**To do**:
Skip the pictures and quote all of the lines exactly.

Data entries:
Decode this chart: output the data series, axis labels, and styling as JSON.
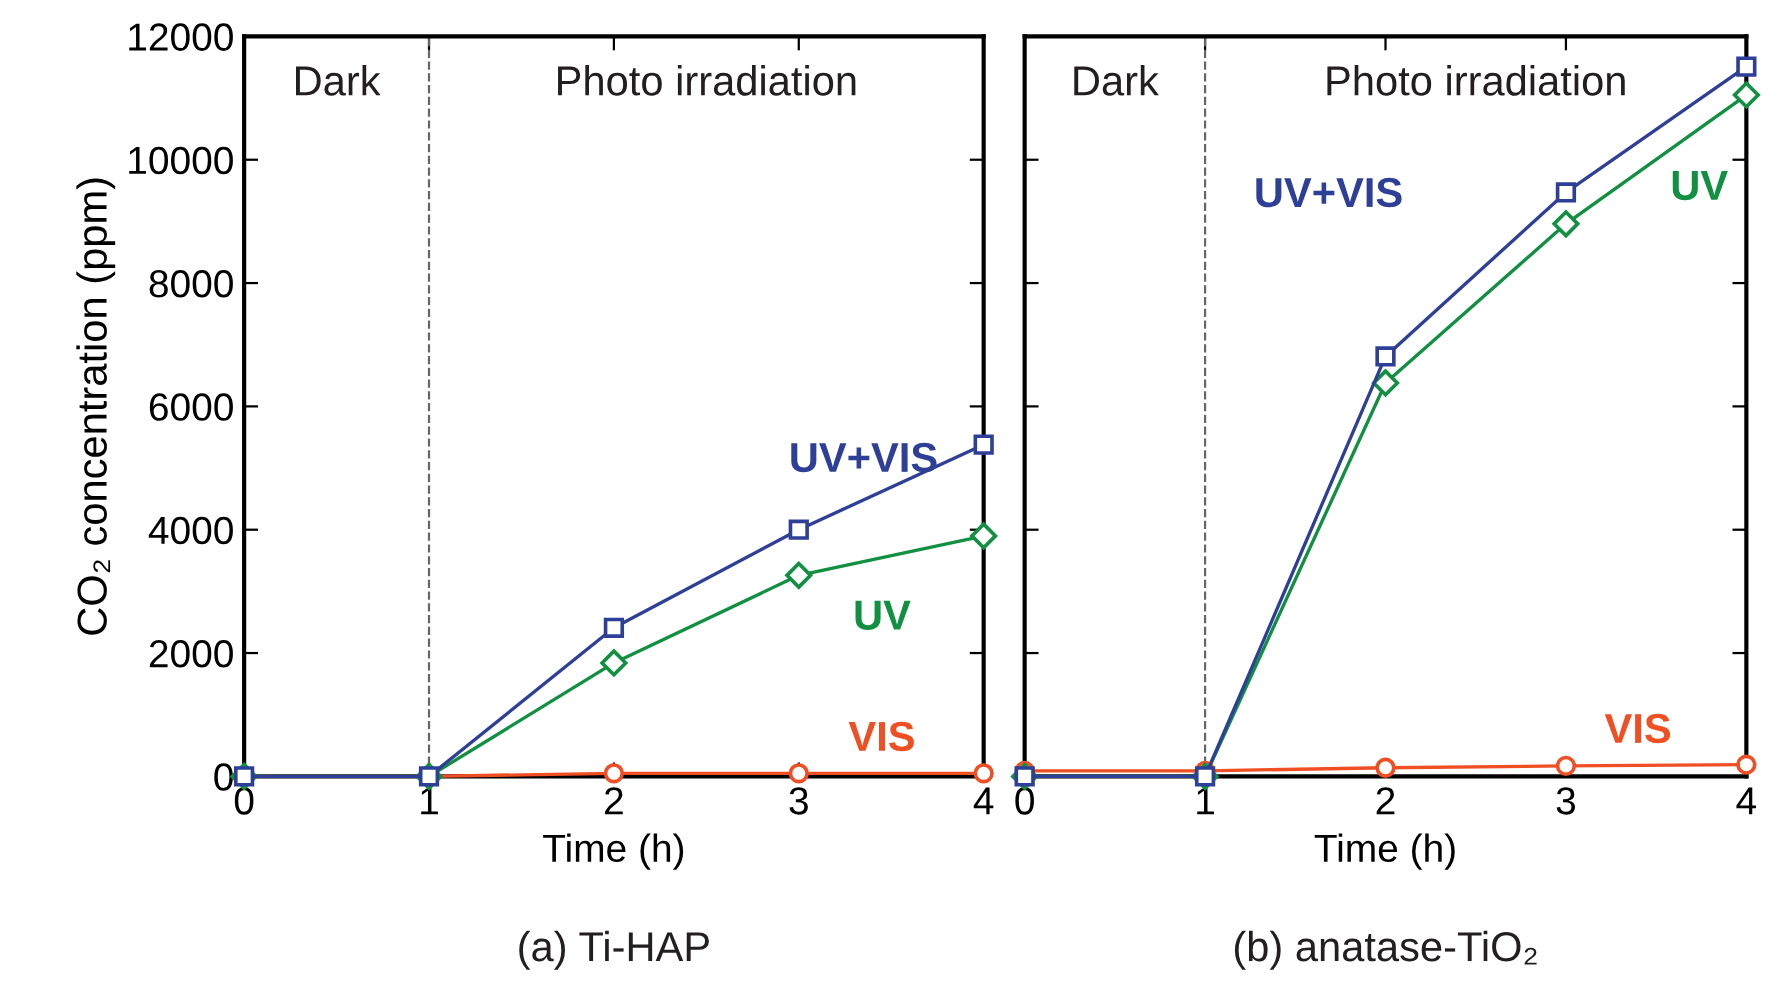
{
  "chart_data": [
    {
      "type": "line",
      "title": "(a) Ti-HAP",
      "xlabel": "Time (h)",
      "ylabel": "CO₂ concentration (ppm)",
      "x": [
        0,
        1,
        2,
        3,
        4
      ],
      "xlim": [
        0,
        4
      ],
      "xticks": [
        0,
        1,
        2,
        3,
        4
      ],
      "ylim": [
        0,
        12000
      ],
      "yticks": [
        0,
        2000,
        4000,
        6000,
        8000,
        10000,
        12000
      ],
      "series": [
        {
          "name": "UV+VIS",
          "color": "#2e3f97",
          "marker": "square",
          "values": [
            0,
            0,
            2410,
            4000,
            5380
          ]
        },
        {
          "name": "UV",
          "color": "#109040",
          "marker": "diamond",
          "values": [
            0,
            0,
            1840,
            3260,
            3900
          ]
        },
        {
          "name": "VIS",
          "color": "#f04e23",
          "marker": "circle",
          "values": [
            0,
            0,
            50,
            50,
            50
          ]
        }
      ],
      "ref_lines": [
        {
          "axis": "x",
          "value": 1,
          "color": "#666666",
          "line_style": "dashed"
        }
      ],
      "annotations": [
        "Dark",
        "Photo irradiation"
      ],
      "grid": false,
      "legend": false
    },
    {
      "type": "line",
      "title": "(b) anatase-TiO₂",
      "xlabel": "Time (h)",
      "x": [
        0,
        1,
        2,
        3,
        4
      ],
      "xlim": [
        0,
        4
      ],
      "xticks": [
        0,
        1,
        2,
        3,
        4
      ],
      "ylim": [
        0,
        12000
      ],
      "yticks": [
        0,
        2000,
        4000,
        6000,
        8000,
        10000,
        12000
      ],
      "tick_labels": "x",
      "series": [
        {
          "name": "UV+VIS",
          "color": "#2e3f97",
          "marker": "square",
          "values": [
            0,
            0,
            6810,
            9470,
            11510
          ]
        },
        {
          "name": "UV",
          "color": "#109040",
          "marker": "diamond",
          "values": [
            0,
            0,
            6380,
            8960,
            11050
          ]
        },
        {
          "name": "VIS",
          "color": "#f04e23",
          "marker": "circle",
          "values": [
            90,
            90,
            140,
            170,
            190
          ]
        }
      ],
      "ref_lines": [
        {
          "axis": "x",
          "value": 1,
          "color": "#666666",
          "line_style": "dashed"
        }
      ],
      "annotations": [
        "Dark",
        "Photo irradiation"
      ],
      "grid": false,
      "legend": false
    }
  ]
}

**Solved exercise**:
Decode this chart: output the data series, axis labels, and styling as JSON.
{
  "chart_data": [
    {
      "type": "line",
      "title": "(a) Ti-HAP",
      "xlabel": "Time (h)",
      "ylabel": "CO₂ concentration (ppm)",
      "x": [
        0,
        1,
        2,
        3,
        4
      ],
      "xlim": [
        0,
        4
      ],
      "xticks": [
        0,
        1,
        2,
        3,
        4
      ],
      "ylim": [
        0,
        12000
      ],
      "yticks": [
        0,
        2000,
        4000,
        6000,
        8000,
        10000,
        12000
      ],
      "series": [
        {
          "name": "UV+VIS",
          "color": "#2e3f97",
          "marker": "square",
          "values": [
            0,
            0,
            2410,
            4000,
            5380
          ]
        },
        {
          "name": "UV",
          "color": "#109040",
          "marker": "diamond",
          "values": [
            0,
            0,
            1840,
            3260,
            3900
          ]
        },
        {
          "name": "VIS",
          "color": "#f04e23",
          "marker": "circle",
          "values": [
            0,
            0,
            50,
            50,
            50
          ]
        }
      ],
      "ref_lines": [
        {
          "axis": "x",
          "value": 1,
          "color": "#666666",
          "line_style": "dashed"
        }
      ],
      "annotations": [
        "Dark",
        "Photo irradiation"
      ],
      "grid": false,
      "legend": false
    },
    {
      "type": "line",
      "title": "(b) anatase-TiO₂",
      "xlabel": "Time (h)",
      "x": [
        0,
        1,
        2,
        3,
        4
      ],
      "xlim": [
        0,
        4
      ],
      "xticks": [
        0,
        1,
        2,
        3,
        4
      ],
      "ylim": [
        0,
        12000
      ],
      "yticks": [
        0,
        2000,
        4000,
        6000,
        8000,
        10000,
        12000
      ],
      "tick_labels": "x",
      "series": [
        {
          "name": "UV+VIS",
          "color": "#2e3f97",
          "marker": "square",
          "values": [
            0,
            0,
            6810,
            9470,
            11510
          ]
        },
        {
          "name": "UV",
          "color": "#109040",
          "marker": "diamond",
          "values": [
            0,
            0,
            6380,
            8960,
            11050
          ]
        },
        {
          "name": "VIS",
          "color": "#f04e23",
          "marker": "circle",
          "values": [
            90,
            90,
            140,
            170,
            190
          ]
        }
      ],
      "ref_lines": [
        {
          "axis": "x",
          "value": 1,
          "color": "#666666",
          "line_style": "dashed"
        }
      ],
      "annotations": [
        "Dark",
        "Photo irradiation"
      ],
      "grid": false,
      "legend": false
    }
  ]
}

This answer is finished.